What to do – Copy every record below, exactly as written.

Data for this exercise –
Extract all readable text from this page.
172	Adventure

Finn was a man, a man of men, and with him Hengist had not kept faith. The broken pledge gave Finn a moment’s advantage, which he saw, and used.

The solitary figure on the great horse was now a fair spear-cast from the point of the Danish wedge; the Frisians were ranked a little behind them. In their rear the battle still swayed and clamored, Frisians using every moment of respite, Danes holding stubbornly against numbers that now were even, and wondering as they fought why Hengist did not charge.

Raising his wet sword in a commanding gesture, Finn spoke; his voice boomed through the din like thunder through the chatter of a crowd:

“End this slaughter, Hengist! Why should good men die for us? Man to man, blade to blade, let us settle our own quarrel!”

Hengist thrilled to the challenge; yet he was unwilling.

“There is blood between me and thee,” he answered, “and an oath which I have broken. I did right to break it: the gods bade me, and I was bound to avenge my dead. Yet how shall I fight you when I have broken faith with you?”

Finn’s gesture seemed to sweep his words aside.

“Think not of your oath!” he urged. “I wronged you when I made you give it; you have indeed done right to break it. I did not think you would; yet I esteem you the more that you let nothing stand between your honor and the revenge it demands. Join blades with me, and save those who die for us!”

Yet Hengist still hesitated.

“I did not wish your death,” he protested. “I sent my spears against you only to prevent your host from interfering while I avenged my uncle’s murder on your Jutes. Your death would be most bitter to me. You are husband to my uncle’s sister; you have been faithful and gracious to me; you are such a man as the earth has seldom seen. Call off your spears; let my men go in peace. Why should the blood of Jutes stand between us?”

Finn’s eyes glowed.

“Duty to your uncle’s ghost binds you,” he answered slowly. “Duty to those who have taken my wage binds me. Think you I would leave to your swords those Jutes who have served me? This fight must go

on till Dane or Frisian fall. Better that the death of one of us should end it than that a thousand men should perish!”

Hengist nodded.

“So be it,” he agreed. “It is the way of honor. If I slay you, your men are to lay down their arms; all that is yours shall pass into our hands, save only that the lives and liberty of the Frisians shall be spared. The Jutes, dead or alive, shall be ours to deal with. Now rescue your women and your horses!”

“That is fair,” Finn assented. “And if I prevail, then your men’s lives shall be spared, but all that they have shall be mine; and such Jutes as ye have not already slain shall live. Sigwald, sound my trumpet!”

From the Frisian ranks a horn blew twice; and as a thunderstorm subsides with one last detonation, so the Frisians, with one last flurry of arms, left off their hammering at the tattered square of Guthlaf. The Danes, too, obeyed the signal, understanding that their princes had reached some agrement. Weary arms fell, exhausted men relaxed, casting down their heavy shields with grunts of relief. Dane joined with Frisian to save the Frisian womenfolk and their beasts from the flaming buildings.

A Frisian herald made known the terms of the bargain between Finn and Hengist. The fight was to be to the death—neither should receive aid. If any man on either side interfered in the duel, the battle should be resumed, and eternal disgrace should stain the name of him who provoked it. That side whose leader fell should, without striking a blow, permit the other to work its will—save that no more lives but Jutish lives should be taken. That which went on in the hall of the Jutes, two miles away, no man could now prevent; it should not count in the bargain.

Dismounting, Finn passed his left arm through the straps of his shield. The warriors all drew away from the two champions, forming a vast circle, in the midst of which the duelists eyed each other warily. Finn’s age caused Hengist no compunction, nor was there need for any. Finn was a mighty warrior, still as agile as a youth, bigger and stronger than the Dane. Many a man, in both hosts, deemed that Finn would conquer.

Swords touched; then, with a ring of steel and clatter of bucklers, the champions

Result of this exercise –
Extract all readable text from this page.
172	Adventure

Finn was a man, a man of men, and with him Hengist had not kept faith. The broken pledge gave Finn a moment’s advantage, which he saw, and used.

The solitary figure on the great horse was now a fair spear-cast from the point of the Danish wedge; the Frisians were ranked a little behind them. In their rear the battle still swayed and clamored, Frisians using every moment of respite, Danes holding stubbornly against numbers that now were even, and wondering as they fought why Hengist did not charge.

Raising his wet sword in a commanding gesture, Finn spoke; his voice boomed through the din like thunder through the chatter of a crowd:

“End this slaughter, Hengist! Why should good men die for us? Man to man, blade to blade, let us settle our own quarrel!”

Hengist thrilled to the challenge; yet he was unwilling.

“There is blood between me and thee,” he answered, “and an oath which I have broken. I did right to break it: the gods bade me, and I was bound to avenge my dead. Yet how shall I fight you when I have broken faith with you?”

Finn’s gesture seemed to sweep his words aside.

“Think not of your oath!” he urged. “I wronged you when I made you give it; you have indeed done right to break it. I did not think you would; yet I esteem you the more that you let nothing stand between your honor and the revenge it demands. Join blades with me, and save those who die for us!”

Yet Hengist still hesitated.

“I did not wish your death,” he protested. “I sent my spears against you only to prevent your host from interfering while I avenged my uncle’s murder on your Jutes. Your death would be most bitter to me. You are husband to my uncle’s sister; you have been faithful and gracious to me; you are such a man as the earth has seldom seen. Call off your spears; let my men go in peace. Why should the blood of Jutes stand between us?”

Finn’s eyes glowed.

“Duty to your uncle’s ghost binds you,” he answered slowly. “Duty to those who have taken my wage binds me. Think you I would leave to your swords those Jutes who have served me? This fight must go

on till Dane or Frisian fall. Better that the death of one of us should end it than that a thousand men should perish!”

Hengist nodded.

“So be it,” he agreed. “It is the way of honor. If I slay you, your men are to lay down their arms; all that is yours shall pass into our hands, save only that the lives and liberty of the Frisians shall be spared. The Jutes, dead or alive, shall be ours to deal with. Now rescue your women and your horses!”

“That is fair,” Finn assented. “And if I prevail, then your men’s lives shall be spared, but all that they have shall be mine; and such Jutes as ye have not already slain shall live. Sigwald, sound my trumpet!”

From the Frisian ranks a horn blew twice; and as a thunderstorm subsides with one last detonation, so the Frisians, with one last flurry of arms, left off their hammering at the tattered square of Guthlaf. The Danes, too, obeyed the signal, understanding that their princes had reached some agrement. Weary arms fell, exhausted men relaxed, casting down their heavy shields with grunts of relief. Dane joined with Frisian to save the Frisian womenfolk and their beasts from the flaming buildings.

A Frisian herald made known the terms of the bargain between Finn and Hengist. The fight was to be to the death—neither should receive aid. If any man on either side interfered in the duel, the battle should be resumed, and eternal disgrace should stain the name of him who provoked it. That side whose leader fell should, without striking a blow, permit the other to work its will—save that no more lives but Jutish lives should be taken. That which went on in the hall of the Jutes, two miles away, no man could now prevent; it should not count in the bargain.

Dismounting, Finn passed his left arm through the straps of his shield. The warriors all drew away from the two champions, forming a vast circle, in the midst of which the duelists eyed each other warily. Finn’s age caused Hengist no compunction, nor was there need for any. Finn was a mighty warrior, still as agile as a youth, bigger and stronger than the Dane. Many a man, in both hosts, deemed that Finn would conquer.

Swords touched; then, with a ring of steel and clatter of bucklers, the champions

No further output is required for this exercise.